§ **INSTRUCTION**: Select from the records below every line that has the word "screenshot" in it.

§ **GIVEN INFORMATION**:
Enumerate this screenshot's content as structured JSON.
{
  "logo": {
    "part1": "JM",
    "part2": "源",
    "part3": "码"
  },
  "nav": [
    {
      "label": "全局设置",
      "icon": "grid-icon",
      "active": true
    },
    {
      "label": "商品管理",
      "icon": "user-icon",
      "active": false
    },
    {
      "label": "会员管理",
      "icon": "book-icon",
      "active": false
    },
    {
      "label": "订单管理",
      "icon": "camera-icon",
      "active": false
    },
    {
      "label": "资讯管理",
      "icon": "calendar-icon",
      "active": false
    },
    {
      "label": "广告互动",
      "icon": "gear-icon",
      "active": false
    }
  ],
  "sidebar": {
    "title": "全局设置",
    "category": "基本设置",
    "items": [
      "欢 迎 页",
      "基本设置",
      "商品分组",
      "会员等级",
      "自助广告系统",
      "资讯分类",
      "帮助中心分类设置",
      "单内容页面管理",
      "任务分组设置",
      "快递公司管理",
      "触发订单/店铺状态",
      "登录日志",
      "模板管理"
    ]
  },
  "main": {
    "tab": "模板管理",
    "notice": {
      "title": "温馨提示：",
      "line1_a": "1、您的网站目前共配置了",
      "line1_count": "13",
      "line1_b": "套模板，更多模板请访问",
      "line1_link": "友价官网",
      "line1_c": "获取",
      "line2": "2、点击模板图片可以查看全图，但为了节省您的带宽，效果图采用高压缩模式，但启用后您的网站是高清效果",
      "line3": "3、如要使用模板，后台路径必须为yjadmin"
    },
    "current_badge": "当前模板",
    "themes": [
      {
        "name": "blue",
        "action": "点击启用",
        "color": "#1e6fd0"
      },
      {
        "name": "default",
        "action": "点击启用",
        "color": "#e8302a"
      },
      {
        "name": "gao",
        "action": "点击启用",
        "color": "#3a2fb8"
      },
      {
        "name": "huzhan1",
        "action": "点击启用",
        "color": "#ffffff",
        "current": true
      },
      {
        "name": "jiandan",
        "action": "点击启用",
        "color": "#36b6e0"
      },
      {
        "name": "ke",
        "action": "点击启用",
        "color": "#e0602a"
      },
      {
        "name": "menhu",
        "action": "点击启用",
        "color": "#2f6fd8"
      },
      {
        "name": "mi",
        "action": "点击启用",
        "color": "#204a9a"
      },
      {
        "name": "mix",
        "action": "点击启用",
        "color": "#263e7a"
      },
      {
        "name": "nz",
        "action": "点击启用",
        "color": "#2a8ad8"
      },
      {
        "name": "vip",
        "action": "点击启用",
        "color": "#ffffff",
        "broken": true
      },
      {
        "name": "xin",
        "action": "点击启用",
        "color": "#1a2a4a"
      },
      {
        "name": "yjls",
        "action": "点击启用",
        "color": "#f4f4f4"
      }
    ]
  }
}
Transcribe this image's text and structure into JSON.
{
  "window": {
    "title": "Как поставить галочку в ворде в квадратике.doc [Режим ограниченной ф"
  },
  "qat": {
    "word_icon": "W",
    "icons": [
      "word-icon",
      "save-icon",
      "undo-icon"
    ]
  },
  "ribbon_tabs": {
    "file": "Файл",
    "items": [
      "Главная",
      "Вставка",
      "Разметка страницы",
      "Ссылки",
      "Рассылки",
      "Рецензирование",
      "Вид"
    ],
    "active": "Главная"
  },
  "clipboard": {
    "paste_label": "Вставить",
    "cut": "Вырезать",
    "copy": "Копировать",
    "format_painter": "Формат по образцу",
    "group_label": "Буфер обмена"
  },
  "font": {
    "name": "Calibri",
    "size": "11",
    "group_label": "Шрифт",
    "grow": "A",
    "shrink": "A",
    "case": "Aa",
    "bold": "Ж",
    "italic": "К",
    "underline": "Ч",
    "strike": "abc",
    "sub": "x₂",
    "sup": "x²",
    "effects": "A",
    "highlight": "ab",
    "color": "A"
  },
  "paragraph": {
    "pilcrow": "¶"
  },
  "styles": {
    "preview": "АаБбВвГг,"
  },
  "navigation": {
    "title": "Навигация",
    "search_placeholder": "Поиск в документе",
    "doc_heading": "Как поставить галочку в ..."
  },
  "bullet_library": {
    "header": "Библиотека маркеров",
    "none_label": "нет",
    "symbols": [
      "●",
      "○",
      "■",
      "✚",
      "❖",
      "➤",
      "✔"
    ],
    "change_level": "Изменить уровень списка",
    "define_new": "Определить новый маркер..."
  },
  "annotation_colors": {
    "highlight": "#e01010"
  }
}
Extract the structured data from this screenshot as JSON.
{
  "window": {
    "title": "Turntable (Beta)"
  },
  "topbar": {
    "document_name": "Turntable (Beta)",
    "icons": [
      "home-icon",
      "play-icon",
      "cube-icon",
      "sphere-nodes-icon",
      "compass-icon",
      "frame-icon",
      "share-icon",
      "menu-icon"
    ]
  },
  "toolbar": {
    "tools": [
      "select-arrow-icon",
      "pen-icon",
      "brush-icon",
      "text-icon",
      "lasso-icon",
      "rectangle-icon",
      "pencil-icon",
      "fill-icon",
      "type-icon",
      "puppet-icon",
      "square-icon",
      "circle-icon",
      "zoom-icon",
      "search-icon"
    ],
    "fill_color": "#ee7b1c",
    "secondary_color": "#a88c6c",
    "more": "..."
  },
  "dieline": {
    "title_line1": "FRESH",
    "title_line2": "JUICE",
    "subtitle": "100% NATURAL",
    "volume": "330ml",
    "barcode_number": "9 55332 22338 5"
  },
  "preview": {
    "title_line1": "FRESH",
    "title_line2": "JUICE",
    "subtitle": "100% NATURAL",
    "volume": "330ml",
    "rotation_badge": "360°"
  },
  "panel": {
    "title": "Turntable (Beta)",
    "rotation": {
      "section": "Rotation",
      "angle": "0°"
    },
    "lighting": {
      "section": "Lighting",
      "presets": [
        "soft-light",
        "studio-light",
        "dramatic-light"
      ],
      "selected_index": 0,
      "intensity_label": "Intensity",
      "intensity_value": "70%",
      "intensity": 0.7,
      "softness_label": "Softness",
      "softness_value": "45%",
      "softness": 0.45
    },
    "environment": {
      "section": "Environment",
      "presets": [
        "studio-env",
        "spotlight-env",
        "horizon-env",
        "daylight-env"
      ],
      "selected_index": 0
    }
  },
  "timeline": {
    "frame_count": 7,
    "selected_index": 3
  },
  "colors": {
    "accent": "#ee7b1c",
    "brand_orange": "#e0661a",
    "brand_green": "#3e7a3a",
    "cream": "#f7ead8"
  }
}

§ **THE COMPLETED TASK**:
Enumerate this screenshot's content as structured JSON.
Extract the structured data from this screenshot as JSON.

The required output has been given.